--- START SOURCE DATA ---

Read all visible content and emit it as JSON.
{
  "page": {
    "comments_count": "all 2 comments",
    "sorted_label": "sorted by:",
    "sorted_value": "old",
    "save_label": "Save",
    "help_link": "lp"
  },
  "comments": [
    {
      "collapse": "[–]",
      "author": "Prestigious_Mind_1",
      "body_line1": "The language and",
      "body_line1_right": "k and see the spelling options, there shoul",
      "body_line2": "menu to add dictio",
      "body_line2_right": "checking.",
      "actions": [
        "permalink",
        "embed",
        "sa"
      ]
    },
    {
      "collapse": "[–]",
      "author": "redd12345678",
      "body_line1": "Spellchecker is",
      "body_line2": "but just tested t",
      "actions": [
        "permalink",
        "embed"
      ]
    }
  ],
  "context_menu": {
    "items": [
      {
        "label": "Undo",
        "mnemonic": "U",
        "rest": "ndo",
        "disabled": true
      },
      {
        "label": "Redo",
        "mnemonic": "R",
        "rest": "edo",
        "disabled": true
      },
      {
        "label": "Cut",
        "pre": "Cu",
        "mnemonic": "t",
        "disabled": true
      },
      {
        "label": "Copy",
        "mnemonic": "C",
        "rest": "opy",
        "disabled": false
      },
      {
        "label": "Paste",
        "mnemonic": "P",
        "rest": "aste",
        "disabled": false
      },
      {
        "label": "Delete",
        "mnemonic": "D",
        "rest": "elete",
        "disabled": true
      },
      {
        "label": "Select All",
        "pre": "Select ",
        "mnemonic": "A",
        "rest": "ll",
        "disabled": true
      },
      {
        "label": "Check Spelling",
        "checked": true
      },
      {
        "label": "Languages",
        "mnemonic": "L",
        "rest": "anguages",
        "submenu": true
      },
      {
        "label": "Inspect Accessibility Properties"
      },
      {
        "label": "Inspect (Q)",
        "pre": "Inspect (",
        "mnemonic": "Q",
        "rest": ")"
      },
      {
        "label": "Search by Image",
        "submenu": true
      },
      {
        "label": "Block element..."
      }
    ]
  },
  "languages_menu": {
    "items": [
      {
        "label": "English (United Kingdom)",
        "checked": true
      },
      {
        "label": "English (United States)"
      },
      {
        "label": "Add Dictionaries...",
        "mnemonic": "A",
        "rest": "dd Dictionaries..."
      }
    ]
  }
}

--- END SOURCE DATA ---
--- START SOURCE DATA ---

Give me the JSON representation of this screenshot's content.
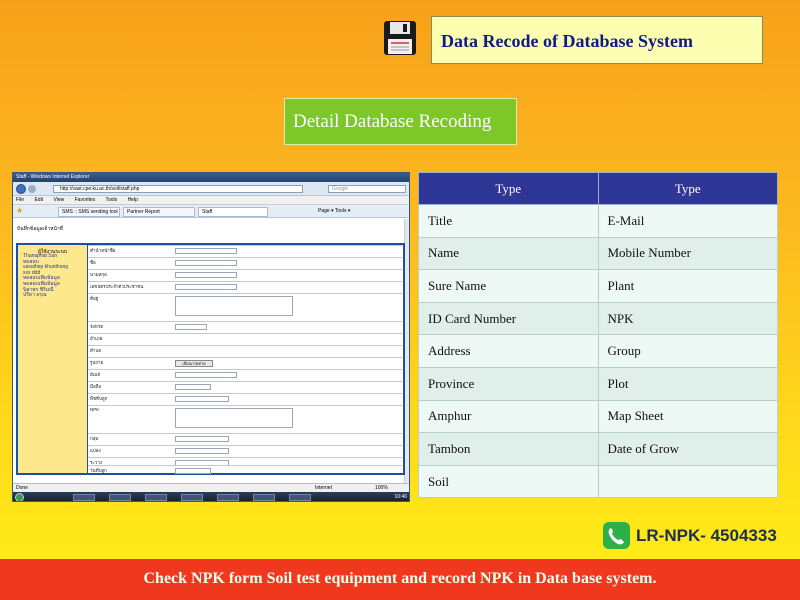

--- END SOURCE DATA ---
--- START SOURCE DATA ---

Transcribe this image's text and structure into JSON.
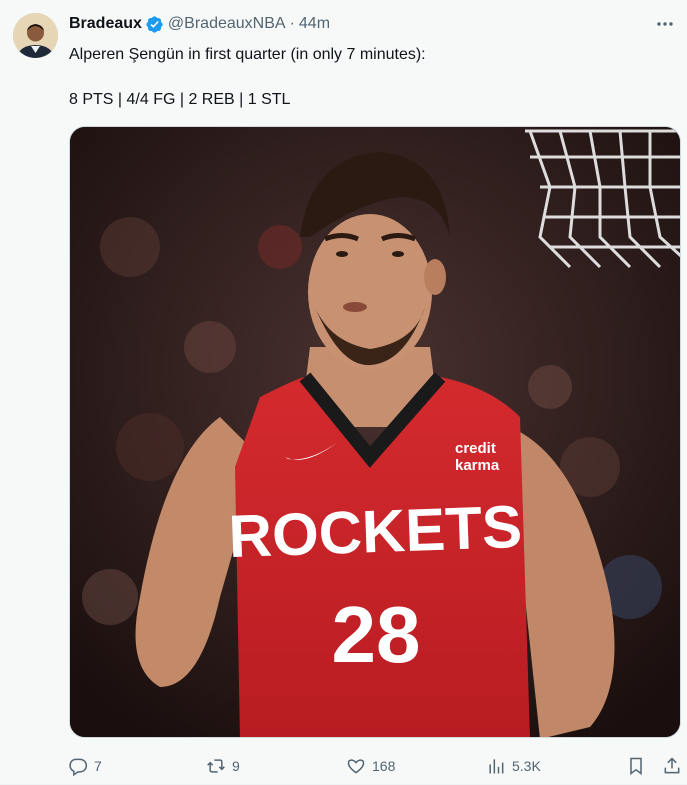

--- END SOURCE DATA ---

EXERCISE DETAILS: Copy each line above containing the string "this".

FULL SOLUTION:
Give me the JSON representation of this screenshot's content.
Transcribe this image's text and structure into JSON.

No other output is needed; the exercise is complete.